▶ WHAT IS EXPECTED: Look through the records below and give the number of lines holding the string "ANALYSIS", nothing more.

>> begin MATERIAL SUPPLIED

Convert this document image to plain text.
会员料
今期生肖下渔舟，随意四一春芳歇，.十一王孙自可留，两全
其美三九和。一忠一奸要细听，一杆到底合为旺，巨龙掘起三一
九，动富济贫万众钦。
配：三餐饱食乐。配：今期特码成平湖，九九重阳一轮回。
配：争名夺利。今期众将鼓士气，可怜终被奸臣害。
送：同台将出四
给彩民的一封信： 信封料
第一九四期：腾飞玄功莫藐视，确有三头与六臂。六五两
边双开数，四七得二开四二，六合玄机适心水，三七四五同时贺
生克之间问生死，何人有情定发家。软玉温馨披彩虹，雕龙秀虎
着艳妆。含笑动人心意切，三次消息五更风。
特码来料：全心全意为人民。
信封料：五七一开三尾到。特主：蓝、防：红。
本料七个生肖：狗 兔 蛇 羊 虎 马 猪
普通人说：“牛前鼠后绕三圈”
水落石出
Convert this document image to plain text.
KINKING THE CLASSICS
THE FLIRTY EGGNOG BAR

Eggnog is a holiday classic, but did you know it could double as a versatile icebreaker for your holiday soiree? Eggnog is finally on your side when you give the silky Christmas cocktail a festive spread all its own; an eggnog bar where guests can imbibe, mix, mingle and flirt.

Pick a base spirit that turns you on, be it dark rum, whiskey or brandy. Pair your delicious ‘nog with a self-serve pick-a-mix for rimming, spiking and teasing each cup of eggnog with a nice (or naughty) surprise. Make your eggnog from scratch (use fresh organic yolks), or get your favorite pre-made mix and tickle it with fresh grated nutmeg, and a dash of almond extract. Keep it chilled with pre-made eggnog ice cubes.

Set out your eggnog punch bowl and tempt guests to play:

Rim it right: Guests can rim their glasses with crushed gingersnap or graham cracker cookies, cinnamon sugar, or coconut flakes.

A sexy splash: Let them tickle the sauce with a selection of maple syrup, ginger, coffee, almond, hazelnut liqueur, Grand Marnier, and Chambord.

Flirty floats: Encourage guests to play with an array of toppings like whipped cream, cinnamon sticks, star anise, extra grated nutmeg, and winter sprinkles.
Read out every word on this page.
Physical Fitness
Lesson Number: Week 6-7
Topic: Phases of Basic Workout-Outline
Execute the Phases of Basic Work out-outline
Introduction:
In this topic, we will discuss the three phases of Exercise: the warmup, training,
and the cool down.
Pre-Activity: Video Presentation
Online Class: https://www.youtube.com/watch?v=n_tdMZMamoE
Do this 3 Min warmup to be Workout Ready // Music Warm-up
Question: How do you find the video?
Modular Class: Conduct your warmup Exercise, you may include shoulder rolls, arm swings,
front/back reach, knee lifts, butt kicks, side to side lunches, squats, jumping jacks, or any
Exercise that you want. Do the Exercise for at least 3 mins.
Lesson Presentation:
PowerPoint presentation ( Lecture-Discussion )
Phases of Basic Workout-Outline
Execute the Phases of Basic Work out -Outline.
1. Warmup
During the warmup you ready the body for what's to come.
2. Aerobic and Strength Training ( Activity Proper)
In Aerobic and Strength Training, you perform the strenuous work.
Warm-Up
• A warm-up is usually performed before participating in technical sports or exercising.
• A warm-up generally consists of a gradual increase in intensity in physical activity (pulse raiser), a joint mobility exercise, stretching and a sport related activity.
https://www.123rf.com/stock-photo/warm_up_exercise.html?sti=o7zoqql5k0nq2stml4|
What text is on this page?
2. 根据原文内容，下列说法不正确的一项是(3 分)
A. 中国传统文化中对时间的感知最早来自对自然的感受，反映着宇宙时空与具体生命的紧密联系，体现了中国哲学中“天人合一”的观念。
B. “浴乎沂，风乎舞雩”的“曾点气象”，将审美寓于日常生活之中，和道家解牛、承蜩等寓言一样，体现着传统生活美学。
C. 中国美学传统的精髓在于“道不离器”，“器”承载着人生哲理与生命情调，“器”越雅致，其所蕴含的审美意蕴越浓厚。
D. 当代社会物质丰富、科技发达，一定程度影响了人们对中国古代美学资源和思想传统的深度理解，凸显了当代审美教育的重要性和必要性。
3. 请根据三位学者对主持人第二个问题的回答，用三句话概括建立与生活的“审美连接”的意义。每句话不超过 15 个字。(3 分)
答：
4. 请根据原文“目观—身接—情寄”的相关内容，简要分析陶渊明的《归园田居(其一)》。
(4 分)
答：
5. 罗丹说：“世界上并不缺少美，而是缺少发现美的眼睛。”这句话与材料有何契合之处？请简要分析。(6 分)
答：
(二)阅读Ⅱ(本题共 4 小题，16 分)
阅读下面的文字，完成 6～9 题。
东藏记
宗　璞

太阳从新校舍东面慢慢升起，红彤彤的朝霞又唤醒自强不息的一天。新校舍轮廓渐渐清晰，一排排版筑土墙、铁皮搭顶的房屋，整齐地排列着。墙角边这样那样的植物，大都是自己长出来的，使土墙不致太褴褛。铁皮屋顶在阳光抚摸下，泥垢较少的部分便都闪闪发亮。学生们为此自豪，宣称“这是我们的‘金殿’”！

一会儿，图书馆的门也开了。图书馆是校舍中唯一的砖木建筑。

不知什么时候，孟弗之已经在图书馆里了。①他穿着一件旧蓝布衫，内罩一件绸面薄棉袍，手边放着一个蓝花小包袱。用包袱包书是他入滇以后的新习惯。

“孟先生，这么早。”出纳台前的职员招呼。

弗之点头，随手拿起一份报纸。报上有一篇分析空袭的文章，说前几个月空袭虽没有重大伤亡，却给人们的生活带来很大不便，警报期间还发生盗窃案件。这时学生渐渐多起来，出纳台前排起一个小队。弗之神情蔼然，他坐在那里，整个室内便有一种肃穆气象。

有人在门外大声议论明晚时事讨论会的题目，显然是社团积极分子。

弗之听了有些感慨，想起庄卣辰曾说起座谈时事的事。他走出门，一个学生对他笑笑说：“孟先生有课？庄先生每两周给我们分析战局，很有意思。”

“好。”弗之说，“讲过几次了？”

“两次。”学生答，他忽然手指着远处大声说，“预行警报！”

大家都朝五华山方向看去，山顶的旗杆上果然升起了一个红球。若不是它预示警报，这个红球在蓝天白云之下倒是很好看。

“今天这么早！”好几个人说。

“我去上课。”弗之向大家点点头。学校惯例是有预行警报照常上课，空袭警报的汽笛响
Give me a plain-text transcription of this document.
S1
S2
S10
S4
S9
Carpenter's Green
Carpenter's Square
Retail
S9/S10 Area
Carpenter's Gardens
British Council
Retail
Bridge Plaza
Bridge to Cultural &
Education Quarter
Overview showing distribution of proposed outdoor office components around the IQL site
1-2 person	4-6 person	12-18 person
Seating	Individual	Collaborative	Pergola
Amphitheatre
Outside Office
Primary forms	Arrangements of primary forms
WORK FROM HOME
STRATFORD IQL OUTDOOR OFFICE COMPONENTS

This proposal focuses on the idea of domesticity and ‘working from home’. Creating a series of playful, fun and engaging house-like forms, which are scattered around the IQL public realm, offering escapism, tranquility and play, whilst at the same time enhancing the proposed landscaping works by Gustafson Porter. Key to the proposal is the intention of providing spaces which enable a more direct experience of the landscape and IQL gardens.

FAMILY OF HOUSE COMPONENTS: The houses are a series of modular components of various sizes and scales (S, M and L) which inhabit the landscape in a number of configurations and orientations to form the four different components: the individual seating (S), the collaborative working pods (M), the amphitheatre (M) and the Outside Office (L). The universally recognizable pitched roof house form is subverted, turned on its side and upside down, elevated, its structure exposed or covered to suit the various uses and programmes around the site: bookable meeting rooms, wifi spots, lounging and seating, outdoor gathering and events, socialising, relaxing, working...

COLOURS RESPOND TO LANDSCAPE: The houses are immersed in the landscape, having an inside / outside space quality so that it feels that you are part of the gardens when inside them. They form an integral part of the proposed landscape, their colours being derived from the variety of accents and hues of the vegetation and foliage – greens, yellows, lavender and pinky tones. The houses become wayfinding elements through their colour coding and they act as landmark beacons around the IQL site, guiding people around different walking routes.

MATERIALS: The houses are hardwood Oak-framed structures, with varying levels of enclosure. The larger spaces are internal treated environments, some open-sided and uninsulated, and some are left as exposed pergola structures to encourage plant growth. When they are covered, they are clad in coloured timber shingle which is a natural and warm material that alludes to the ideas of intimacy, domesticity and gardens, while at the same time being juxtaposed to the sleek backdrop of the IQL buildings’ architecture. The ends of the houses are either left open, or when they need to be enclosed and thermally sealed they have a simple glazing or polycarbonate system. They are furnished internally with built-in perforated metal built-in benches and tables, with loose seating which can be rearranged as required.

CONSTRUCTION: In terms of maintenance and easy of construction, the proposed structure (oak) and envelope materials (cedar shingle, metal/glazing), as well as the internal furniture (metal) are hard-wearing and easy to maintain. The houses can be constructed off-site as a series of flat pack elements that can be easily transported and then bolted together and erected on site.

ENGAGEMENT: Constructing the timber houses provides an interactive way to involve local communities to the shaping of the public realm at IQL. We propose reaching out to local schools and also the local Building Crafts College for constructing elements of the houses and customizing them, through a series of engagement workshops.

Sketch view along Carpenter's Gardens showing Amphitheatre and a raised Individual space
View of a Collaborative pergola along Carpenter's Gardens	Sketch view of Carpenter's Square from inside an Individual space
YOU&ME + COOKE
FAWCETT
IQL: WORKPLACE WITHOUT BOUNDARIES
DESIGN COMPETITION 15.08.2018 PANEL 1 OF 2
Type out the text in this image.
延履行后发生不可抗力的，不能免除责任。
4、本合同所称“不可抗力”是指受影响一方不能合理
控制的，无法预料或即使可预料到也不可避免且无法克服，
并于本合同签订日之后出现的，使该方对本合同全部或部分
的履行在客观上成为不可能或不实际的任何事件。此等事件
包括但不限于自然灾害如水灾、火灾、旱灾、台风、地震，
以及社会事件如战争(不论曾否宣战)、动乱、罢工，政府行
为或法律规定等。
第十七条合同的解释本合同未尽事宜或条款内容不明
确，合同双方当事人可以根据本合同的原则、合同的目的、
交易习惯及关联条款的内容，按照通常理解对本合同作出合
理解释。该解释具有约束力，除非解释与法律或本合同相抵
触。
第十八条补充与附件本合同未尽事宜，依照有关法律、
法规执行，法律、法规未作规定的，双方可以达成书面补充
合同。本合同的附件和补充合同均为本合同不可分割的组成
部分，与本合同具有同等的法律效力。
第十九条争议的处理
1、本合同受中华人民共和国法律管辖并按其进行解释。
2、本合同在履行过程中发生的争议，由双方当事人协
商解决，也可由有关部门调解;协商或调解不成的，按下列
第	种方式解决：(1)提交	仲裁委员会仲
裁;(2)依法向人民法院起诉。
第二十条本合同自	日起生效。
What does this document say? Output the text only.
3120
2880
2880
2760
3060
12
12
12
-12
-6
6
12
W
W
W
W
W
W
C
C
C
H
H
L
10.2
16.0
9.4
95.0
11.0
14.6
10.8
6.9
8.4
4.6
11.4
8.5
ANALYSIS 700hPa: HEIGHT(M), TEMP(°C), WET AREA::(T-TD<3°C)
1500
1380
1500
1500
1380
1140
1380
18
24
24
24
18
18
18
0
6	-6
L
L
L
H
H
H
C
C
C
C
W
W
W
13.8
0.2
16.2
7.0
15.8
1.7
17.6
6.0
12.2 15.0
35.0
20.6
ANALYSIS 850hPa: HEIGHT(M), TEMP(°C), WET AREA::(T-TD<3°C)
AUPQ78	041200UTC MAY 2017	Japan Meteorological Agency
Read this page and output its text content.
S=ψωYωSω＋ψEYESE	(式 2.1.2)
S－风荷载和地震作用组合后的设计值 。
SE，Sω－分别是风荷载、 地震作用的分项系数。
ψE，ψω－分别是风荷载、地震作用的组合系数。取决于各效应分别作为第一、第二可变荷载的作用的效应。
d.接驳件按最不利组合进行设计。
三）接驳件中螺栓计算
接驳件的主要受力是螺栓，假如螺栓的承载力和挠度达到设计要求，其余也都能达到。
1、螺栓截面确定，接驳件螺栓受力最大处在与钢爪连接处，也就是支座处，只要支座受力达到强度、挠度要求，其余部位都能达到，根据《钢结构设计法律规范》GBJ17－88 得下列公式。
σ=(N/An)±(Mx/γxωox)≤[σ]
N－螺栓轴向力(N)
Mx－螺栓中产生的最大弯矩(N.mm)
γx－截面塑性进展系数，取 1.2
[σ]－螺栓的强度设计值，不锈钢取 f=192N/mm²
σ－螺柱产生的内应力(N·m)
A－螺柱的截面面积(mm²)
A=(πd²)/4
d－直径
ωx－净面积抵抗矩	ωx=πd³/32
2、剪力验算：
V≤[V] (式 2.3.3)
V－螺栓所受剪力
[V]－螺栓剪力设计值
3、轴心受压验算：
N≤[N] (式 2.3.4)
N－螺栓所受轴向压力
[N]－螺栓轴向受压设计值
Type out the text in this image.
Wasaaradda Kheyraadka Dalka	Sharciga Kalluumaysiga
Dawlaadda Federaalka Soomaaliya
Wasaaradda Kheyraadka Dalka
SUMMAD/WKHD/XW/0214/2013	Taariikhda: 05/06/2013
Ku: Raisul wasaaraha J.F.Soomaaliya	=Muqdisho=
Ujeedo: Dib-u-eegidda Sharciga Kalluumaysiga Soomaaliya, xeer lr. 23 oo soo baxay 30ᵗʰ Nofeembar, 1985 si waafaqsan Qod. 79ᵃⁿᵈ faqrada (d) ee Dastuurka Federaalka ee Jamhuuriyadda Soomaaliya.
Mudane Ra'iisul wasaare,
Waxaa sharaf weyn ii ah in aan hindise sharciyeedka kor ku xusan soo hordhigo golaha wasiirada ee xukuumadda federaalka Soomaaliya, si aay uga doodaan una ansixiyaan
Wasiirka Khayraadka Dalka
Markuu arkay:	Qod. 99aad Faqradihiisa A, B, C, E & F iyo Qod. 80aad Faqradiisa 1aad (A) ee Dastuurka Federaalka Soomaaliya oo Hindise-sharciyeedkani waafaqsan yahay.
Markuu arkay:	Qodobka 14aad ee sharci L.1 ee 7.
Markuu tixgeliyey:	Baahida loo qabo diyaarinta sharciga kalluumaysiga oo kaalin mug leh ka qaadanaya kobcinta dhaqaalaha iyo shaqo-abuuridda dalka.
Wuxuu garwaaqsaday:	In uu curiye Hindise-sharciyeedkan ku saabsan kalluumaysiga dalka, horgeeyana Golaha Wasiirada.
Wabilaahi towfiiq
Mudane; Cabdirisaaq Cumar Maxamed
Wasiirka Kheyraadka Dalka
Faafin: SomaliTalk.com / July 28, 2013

>> end MATERIAL SUPPLIED

▶ RESPONSE FOR THIS EXERCISE: 2